▶ **抜粋本文**
□ □ □ □
あゆみと距離を置くかつての恋人・水本、そしてそばに寄り添い続けてくれた火賀。そのふたりが「赤月の日」に入れ替わってしまい、困惑するあゆみだったが……。一方、美しい容姿も恋人も手にしたはずの然子は絶望を深めていき……。愛されるべきは、外見か、中身か。衝撃のクライマックス。
安藤ゆき(アンドウユキ)
2004年にデラックスマーガレット(集英社)にて、「星とハート」でデビュー。2009年に短編集「不思議なひと」を刊行する。2014年に上梓した短編集「透明人間の恋」が、「このマンガがすごい!2014」のオンナ編17位にランクイン。2015年にも短編集「昏倒少女」を発表する。同年より別冊マーガレット(集英社)にて、「町田くんの世界」を連載中。
川端志季(カワバタシキ)
別冊マーガレット2012年9月号(集英社)に付属の別冊ふろくbianca1 1/2にて「08:05の変顔さん」でデビュー。その後もコンスタントに読み切りを発表し、2014年に短編集「青に光芒」を発表。別冊マーガレット2014年10月号から2015年12月号まで「宇宙を駆けるよだか」を連載した。
□ □ □ □
▶ **データセット**
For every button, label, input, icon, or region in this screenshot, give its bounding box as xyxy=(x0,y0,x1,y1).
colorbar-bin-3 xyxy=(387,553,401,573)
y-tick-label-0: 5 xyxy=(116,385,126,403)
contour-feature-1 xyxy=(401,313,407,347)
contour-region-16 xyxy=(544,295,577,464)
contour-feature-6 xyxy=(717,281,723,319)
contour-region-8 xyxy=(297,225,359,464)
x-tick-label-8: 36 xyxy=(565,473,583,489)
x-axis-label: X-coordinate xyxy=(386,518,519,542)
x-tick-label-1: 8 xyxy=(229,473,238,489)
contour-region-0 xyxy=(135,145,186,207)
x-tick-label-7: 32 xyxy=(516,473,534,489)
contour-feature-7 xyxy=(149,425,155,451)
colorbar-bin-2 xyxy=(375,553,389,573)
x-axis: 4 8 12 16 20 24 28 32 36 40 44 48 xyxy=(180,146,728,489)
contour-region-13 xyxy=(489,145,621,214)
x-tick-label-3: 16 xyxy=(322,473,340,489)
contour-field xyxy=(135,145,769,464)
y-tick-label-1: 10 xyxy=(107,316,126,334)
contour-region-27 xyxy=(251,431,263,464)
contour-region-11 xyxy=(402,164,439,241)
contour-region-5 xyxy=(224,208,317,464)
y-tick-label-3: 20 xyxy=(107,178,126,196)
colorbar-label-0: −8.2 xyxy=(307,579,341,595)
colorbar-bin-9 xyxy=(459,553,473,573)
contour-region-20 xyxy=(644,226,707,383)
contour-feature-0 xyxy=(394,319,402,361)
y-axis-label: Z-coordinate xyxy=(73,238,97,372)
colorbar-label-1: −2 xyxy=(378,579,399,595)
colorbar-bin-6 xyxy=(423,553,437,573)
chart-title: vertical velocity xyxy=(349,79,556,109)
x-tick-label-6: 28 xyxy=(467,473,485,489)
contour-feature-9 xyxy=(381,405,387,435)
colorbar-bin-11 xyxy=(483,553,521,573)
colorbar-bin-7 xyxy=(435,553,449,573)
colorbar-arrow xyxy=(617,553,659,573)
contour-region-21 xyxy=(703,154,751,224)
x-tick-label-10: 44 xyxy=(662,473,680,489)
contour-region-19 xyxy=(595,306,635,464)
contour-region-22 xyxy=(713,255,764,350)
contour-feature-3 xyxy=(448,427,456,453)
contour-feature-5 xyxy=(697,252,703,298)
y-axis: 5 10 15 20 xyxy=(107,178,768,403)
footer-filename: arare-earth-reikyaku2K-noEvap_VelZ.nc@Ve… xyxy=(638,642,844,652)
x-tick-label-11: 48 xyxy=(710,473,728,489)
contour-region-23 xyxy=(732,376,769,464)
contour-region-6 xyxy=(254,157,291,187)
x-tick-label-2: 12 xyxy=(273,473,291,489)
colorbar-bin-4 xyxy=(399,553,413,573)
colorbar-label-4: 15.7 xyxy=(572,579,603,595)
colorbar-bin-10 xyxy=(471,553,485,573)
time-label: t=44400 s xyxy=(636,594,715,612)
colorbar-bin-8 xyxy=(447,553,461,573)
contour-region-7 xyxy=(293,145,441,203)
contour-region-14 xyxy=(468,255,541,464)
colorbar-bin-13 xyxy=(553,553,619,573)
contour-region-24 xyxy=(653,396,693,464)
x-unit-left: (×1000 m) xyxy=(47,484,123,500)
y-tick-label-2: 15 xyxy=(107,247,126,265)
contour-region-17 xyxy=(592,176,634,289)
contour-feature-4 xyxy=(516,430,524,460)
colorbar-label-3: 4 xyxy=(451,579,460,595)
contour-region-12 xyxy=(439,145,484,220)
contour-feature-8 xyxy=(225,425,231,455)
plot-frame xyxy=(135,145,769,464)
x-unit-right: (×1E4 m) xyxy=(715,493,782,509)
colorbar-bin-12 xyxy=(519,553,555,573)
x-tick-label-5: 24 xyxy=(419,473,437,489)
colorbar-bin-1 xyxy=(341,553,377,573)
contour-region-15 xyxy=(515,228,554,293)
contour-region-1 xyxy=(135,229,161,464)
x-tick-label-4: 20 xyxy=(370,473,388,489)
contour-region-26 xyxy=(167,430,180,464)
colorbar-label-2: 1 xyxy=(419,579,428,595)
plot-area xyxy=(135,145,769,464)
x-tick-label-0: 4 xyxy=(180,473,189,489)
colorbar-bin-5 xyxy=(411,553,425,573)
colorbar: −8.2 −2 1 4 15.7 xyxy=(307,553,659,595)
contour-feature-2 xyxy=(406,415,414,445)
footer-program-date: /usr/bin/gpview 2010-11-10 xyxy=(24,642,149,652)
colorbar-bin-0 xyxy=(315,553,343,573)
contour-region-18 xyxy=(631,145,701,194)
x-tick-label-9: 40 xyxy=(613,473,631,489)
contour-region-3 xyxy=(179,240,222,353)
□ □ □ □
▶ **課題の目標**
漫画の紹介文のうち、「あゆみと距離を置くかつての恋」から「英社)にて、「町田くんの世界」を連載中。」までの部分を一字一句違えずに引用してください。

▶ **課題の解答**
あゆみと距離を置くかつての恋人・水本、そしてそばに寄り添い続けてくれた火賀。そのふたりが「赤月の日」に入れ替わってしまい、困惑するあゆみだったが……。一方、美しい容姿も恋人も手にしたはずの然子は絶望を深めていき……。愛されるべきは、外見か、中身か。衝撃のクライマックス。
安藤ゆき(アンドウユキ)
2004年にデラックスマーガレット(集英社)にて、「星とハート」でデビュー。2009年に短編集「不思議なひと」を刊行する。2014年に上梓した短編集「透明人間の恋」が、「このマンガがすごい!2014」のオンナ編17位にランクイン。2015年にも短編集「昏倒少女」を発表する。同年より別冊マーガレット(集英社)にて、「町田くんの世界」を連載中。